GOAL – Extract the listing below in full, unchanged.

— Begin PROVIDED RECORDS —

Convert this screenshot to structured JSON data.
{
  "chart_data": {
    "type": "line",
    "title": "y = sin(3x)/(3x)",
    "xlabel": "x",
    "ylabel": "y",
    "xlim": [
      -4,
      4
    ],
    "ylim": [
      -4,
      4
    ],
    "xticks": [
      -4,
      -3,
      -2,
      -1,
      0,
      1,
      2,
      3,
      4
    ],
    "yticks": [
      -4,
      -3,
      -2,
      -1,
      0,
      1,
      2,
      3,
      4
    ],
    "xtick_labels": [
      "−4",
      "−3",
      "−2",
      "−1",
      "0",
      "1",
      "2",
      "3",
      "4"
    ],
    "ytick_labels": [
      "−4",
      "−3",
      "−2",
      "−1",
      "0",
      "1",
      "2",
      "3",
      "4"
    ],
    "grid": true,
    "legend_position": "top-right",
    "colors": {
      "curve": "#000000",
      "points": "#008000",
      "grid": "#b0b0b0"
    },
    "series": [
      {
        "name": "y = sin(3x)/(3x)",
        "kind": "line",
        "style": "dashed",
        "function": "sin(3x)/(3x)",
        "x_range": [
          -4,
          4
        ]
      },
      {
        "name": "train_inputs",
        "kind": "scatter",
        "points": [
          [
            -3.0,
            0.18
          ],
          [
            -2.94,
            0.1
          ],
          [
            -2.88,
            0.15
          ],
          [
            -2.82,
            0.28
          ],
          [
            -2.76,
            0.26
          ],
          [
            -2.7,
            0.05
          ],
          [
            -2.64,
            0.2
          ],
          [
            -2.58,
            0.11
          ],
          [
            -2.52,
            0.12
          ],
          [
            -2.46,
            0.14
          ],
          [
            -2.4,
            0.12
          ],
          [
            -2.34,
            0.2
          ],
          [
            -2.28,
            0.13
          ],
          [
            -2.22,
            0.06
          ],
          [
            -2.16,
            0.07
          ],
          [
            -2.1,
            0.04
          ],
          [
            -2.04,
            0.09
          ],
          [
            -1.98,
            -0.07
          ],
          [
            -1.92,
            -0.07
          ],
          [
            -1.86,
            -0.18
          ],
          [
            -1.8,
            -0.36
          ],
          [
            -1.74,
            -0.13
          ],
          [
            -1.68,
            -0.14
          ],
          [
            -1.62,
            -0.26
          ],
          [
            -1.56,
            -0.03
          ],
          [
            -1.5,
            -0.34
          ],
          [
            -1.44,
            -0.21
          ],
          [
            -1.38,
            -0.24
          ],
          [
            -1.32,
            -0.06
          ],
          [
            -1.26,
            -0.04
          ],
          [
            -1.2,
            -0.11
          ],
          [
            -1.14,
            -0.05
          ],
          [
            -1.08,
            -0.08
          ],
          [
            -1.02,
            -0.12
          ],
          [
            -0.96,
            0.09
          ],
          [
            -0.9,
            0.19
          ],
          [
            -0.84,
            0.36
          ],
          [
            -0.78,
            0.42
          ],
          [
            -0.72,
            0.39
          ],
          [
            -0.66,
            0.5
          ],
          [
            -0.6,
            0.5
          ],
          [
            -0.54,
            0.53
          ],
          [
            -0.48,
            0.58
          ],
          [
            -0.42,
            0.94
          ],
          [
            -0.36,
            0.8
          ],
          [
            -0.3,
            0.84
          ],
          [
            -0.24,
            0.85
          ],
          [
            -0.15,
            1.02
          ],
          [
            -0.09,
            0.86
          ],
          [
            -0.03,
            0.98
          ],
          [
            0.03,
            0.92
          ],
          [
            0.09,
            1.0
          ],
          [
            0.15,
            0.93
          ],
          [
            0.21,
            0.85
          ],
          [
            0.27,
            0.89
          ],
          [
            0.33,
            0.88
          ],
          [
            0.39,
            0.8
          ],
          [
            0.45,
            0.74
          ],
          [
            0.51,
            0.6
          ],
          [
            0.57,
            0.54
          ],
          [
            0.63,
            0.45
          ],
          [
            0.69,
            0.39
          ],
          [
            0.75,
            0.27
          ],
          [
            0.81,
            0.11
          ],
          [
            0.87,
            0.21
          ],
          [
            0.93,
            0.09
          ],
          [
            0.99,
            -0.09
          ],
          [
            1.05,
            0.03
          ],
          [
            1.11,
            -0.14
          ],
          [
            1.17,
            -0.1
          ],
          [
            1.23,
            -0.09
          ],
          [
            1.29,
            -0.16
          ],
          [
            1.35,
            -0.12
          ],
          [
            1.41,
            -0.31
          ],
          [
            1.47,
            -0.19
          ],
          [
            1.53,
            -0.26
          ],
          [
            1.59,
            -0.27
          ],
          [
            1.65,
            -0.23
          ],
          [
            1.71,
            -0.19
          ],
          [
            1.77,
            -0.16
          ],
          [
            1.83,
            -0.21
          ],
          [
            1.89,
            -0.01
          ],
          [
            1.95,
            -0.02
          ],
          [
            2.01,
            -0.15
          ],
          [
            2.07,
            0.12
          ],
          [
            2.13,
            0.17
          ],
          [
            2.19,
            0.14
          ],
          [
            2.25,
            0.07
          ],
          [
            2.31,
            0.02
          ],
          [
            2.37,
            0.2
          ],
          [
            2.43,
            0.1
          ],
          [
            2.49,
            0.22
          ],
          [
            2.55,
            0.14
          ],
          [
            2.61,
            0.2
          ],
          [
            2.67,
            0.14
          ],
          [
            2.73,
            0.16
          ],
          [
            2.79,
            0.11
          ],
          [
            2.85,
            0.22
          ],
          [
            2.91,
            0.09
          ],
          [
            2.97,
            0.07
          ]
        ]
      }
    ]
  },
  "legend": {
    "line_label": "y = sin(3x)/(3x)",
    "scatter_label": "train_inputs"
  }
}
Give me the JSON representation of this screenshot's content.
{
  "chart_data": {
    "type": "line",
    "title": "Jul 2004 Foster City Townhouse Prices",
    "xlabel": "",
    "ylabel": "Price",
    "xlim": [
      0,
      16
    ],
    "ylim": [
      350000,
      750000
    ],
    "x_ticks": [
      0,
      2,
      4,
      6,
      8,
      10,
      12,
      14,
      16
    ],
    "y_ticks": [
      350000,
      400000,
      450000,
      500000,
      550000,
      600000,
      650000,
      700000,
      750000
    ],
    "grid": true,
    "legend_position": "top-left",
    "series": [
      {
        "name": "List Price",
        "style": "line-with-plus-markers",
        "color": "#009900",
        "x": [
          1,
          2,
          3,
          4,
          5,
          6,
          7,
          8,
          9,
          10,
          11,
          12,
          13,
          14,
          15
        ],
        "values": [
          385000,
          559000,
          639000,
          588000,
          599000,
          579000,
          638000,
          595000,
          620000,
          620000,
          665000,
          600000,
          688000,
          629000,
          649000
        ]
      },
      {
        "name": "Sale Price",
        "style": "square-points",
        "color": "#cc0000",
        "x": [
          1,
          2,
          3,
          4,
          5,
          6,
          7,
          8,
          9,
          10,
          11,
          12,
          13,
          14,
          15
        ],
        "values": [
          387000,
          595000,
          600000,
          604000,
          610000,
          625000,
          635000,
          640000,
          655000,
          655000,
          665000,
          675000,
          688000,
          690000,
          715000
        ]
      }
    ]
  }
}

— End PROVIDED RECORDS —

OUTPUT –
Convert this screenshot to structured JSON data.
{
  "chart_data": {
    "type": "line",
    "title": "y = sin(3x)/(3x)",
    "xlabel": "x",
    "ylabel": "y",
    "xlim": [
      -4,
      4
    ],
    "ylim": [
      -4,
      4
    ],
    "xticks": [
      -4,
      -3,
      -2,
      -1,
      0,
      1,
      2,
      3,
      4
    ],
    "yticks": [
      -4,
      -3,
      -2,
      -1,
      0,
      1,
      2,
      3,
      4
    ],
    "xtick_labels": [
      "−4",
      "−3",
      "−2",
      "−1",
      "0",
      "1",
      "2",
      "3",
      "4"
    ],
    "ytick_labels": [
      "−4",
      "−3",
      "−2",
      "−1",
      "0",
      "1",
      "2",
      "3",
      "4"
    ],
    "grid": true,
    "legend_position": "top-right",
    "colors": {
      "curve": "#000000",
      "points": "#008000",
      "grid": "#b0b0b0"
    },
    "series": [
      {
        "name": "y = sin(3x)/(3x)",
        "kind": "line",
        "style": "dashed",
        "function": "sin(3x)/(3x)",
        "x_range": [
          -4,
          4
        ]
      },
      {
        "name": "train_inputs",
        "kind": "scatter",
        "points": [
          [
            -3.0,
            0.18
          ],
          [
            -2.94,
            0.1
          ],
          [
            -2.88,
            0.15
          ],
          [
            -2.82,
            0.28
          ],
          [
            -2.76,
            0.26
          ],
          [
            -2.7,
            0.05
          ],
          [
            -2.64,
            0.2
          ],
          [
            -2.58,
            0.11
          ],
          [
            -2.52,
            0.12
          ],
          [
            -2.46,
            0.14
          ],
          [
            -2.4,
            0.12
          ],
          [
            -2.34,
            0.2
          ],
          [
            -2.28,
            0.13
          ],
          [
            -2.22,
            0.06
          ],
          [
            -2.16,
            0.07
          ],
          [
            -2.1,
            0.04
          ],
          [
            -2.04,
            0.09
          ],
          [
            -1.98,
            -0.07
          ],
          [
            -1.92,
            -0.07
          ],
          [
            -1.86,
            -0.18
          ],
          [
            -1.8,
            -0.36
          ],
          [
            -1.74,
            -0.13
          ],
          [
            -1.68,
            -0.14
          ],
          [
            -1.62,
            -0.26
          ],
          [
            -1.56,
            -0.03
          ],
          [
            -1.5,
            -0.34
          ],
          [
            -1.44,
            -0.21
          ],
          [
            -1.38,
            -0.24
          ],
          [
            -1.32,
            -0.06
          ],
          [
            -1.26,
            -0.04
          ],
          [
            -1.2,
            -0.11
          ],
          [
            -1.14,
            -0.05
          ],
          [
            -1.08,
            -0.08
          ],
          [
            -1.02,
            -0.12
          ],
          [
            -0.96,
            0.09
          ],
          [
            -0.9,
            0.19
          ],
          [
            -0.84,
            0.36
          ],
          [
            -0.78,
            0.42
          ],
          [
            -0.72,
            0.39
          ],
          [
            -0.66,
            0.5
          ],
          [
            -0.6,
            0.5
          ],
          [
            -0.54,
            0.53
          ],
          [
            -0.48,
            0.58
          ],
          [
            -0.42,
            0.94
          ],
          [
            -0.36,
            0.8
          ],
          [
            -0.3,
            0.84
          ],
          [
            -0.24,
            0.85
          ],
          [
            -0.15,
            1.02
          ],
          [
            -0.09,
            0.86
          ],
          [
            -0.03,
            0.98
          ],
          [
            0.03,
            0.92
          ],
          [
            0.09,
            1.0
          ],
          [
            0.15,
            0.93
          ],
          [
            0.21,
            0.85
          ],
          [
            0.27,
            0.89
          ],
          [
            0.33,
            0.88
          ],
          [
            0.39,
            0.8
          ],
          [
            0.45,
            0.74
          ],
          [
            0.51,
            0.6
          ],
          [
            0.57,
            0.54
          ],
          [
            0.63,
            0.45
          ],
          [
            0.69,
            0.39
          ],
          [
            0.75,
            0.27
          ],
          [
            0.81,
            0.11
          ],
          [
            0.87,
            0.21
          ],
          [
            0.93,
            0.09
          ],
          [
            0.99,
            -0.09
          ],
          [
            1.05,
            0.03
          ],
          [
            1.11,
            -0.14
          ],
          [
            1.17,
            -0.1
          ],
          [
            1.23,
            -0.09
          ],
          [
            1.29,
            -0.16
          ],
          [
            1.35,
            -0.12
          ],
          [
            1.41,
            -0.31
          ],
          [
            1.47,
            -0.19
          ],
          [
            1.53,
            -0.26
          ],
          [
            1.59,
            -0.27
          ],
          [
            1.65,
            -0.23
          ],
          [
            1.71,
            -0.19
          ],
          [
            1.77,
            -0.16
          ],
          [
            1.83,
            -0.21
          ],
          [
            1.89,
            -0.01
          ],
          [
            1.95,
            -0.02
          ],
          [
            2.01,
            -0.15
          ],
          [
            2.07,
            0.12
          ],
          [
            2.13,
            0.17
          ],
          [
            2.19,
            0.14
          ],
          [
            2.25,
            0.07
          ],
          [
            2.31,
            0.02
          ],
          [
            2.37,
            0.2
          ],
          [
            2.43,
            0.1
          ],
          [
            2.49,
            0.22
          ],
          [
            2.55,
            0.14
          ],
          [
            2.61,
            0.2
          ],
          [
            2.67,
            0.14
          ],
          [
            2.73,
            0.16
          ],
          [
            2.79,
            0.11
          ],
          [
            2.85,
            0.22
          ],
          [
            2.91,
            0.09
          ],
          [
            2.97,
            0.07
          ]
        ]
      }
    ]
  },
  "legend": {
    "line_label": "y = sin(3x)/(3x)",
    "scatter_label": "train_inputs"
  }
}
Give me the JSON representation of this screenshot's content.
{
  "chart_data": {
    "type": "line",
    "title": "Jul 2004 Foster City Townhouse Prices",
    "xlabel": "",
    "ylabel": "Price",
    "xlim": [
      0,
      16
    ],
    "ylim": [
      350000,
      750000
    ],
    "x_ticks": [
      0,
      2,
      4,
      6,
      8,
      10,
      12,
      14,
      16
    ],
    "y_ticks": [
      350000,
      400000,
      450000,
      500000,
      550000,
      600000,
      650000,
      700000,
      750000
    ],
    "grid": true,
    "legend_position": "top-left",
    "series": [
      {
        "name": "List Price",
        "style": "line-with-plus-markers",
        "color": "#009900",
        "x": [
          1,
          2,
          3,
          4,
          5,
          6,
          7,
          8,
          9,
          10,
          11,
          12,
          13,
          14,
          15
        ],
        "values": [
          385000,
          559000,
          639000,
          588000,
          599000,
          579000,
          638000,
          595000,
          620000,
          620000,
          665000,
          600000,
          688000,
          629000,
          649000
        ]
      },
      {
        "name": "Sale Price",
        "style": "square-points",
        "color": "#cc0000",
        "x": [
          1,
          2,
          3,
          4,
          5,
          6,
          7,
          8,
          9,
          10,
          11,
          12,
          13,
          14,
          15
        ],
        "values": [
          387000,
          595000,
          600000,
          604000,
          610000,
          625000,
          635000,
          640000,
          655000,
          655000,
          665000,
          675000,
          688000,
          690000,
          715000
        ]
      }
    ]
  }
}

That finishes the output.